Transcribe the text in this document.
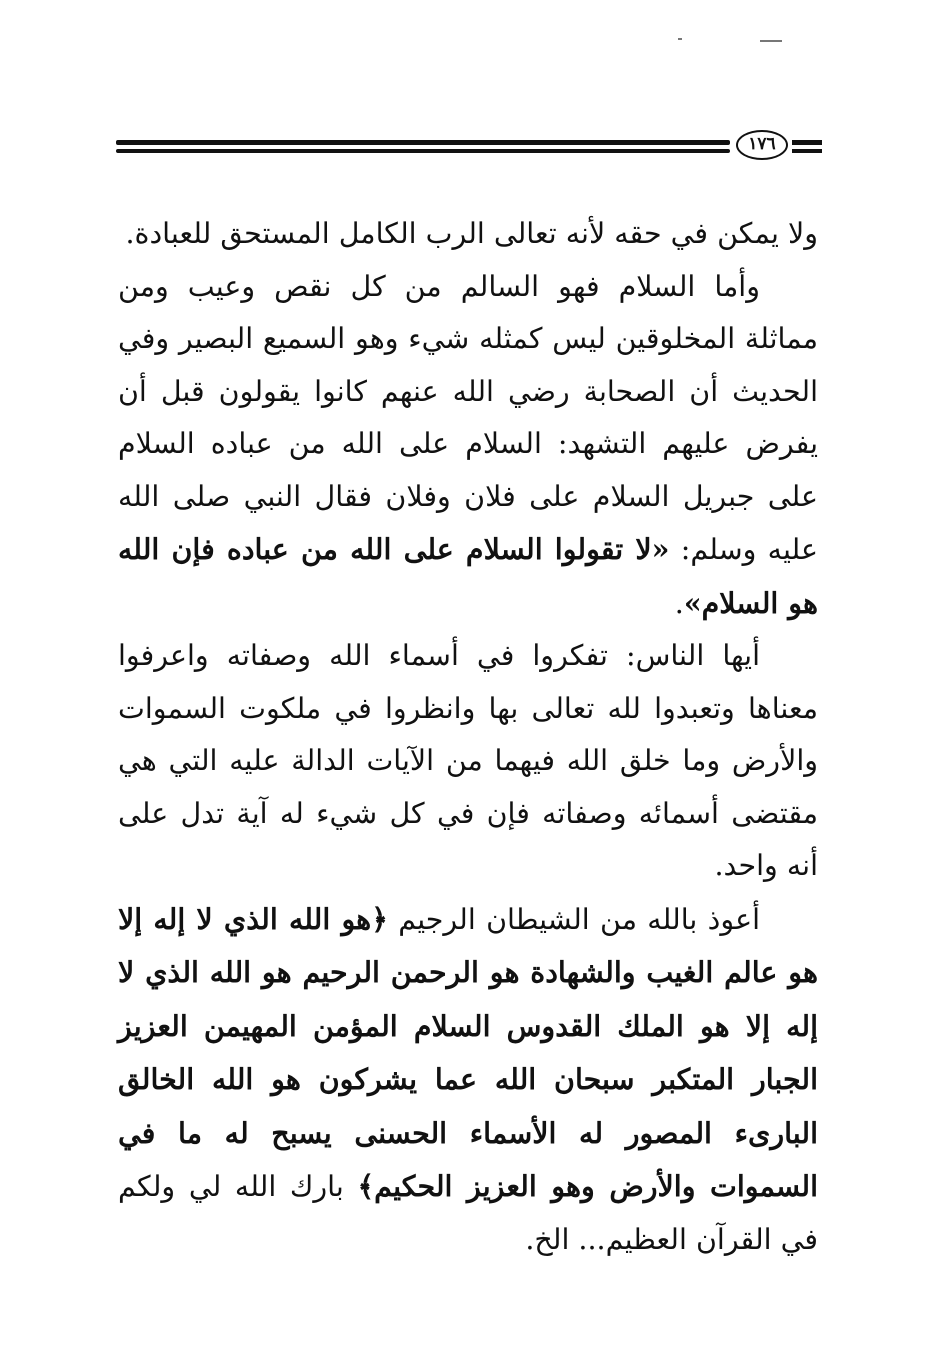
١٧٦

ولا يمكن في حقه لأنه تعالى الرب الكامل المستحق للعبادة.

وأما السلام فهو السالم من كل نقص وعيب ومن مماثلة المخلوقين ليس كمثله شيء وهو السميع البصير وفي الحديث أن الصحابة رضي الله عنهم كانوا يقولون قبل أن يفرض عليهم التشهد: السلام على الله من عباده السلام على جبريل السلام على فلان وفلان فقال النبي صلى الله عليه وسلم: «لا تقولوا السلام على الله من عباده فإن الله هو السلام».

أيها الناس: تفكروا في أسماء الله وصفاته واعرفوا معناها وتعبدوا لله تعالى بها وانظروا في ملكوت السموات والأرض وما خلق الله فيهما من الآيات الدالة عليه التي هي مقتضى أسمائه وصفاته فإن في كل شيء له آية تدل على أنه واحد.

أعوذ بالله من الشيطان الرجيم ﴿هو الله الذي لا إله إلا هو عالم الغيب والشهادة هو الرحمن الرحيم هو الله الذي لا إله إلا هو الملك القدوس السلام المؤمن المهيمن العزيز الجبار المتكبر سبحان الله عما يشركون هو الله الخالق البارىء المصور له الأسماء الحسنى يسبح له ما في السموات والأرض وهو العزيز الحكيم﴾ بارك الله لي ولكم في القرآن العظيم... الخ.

Task to carry out — Copy all the data exactly as written, but skip any picture.

Finished exercise —
Transcribe the text in this document.
١٧٦

ولا يمكن في حقه لأنه تعالى الرب الكامل المستحق للعبادة.

وأما السلام فهو السالم من كل نقص وعيب ومن مماثلة المخلوقين ليس كمثله شيء وهو السميع البصير وفي الحديث أن الصحابة رضي الله عنهم كانوا يقولون قبل أن يفرض عليهم التشهد: السلام على الله من عباده السلام على جبريل السلام على فلان وفلان فقال النبي صلى الله عليه وسلم: «لا تقولوا السلام على الله من عباده فإن الله هو السلام».

أيها الناس: تفكروا في أسماء الله وصفاته واعرفوا معناها وتعبدوا لله تعالى بها وانظروا في ملكوت السموات والأرض وما خلق الله فيهما من الآيات الدالة عليه التي هي مقتضى أسمائه وصفاته فإن في كل شيء له آية تدل على أنه واحد.

أعوذ بالله من الشيطان الرجيم ﴿هو الله الذي لا إله إلا هو عالم الغيب والشهادة هو الرحمن الرحيم هو الله الذي لا إله إلا هو الملك القدوس السلام المؤمن المهيمن العزيز الجبار المتكبر سبحان الله عما يشركون هو الله الخالق البارىء المصور له الأسماء الحسنى يسبح له ما في السموات والأرض وهو العزيز الحكيم﴾ بارك الله لي ولكم في القرآن العظيم... الخ.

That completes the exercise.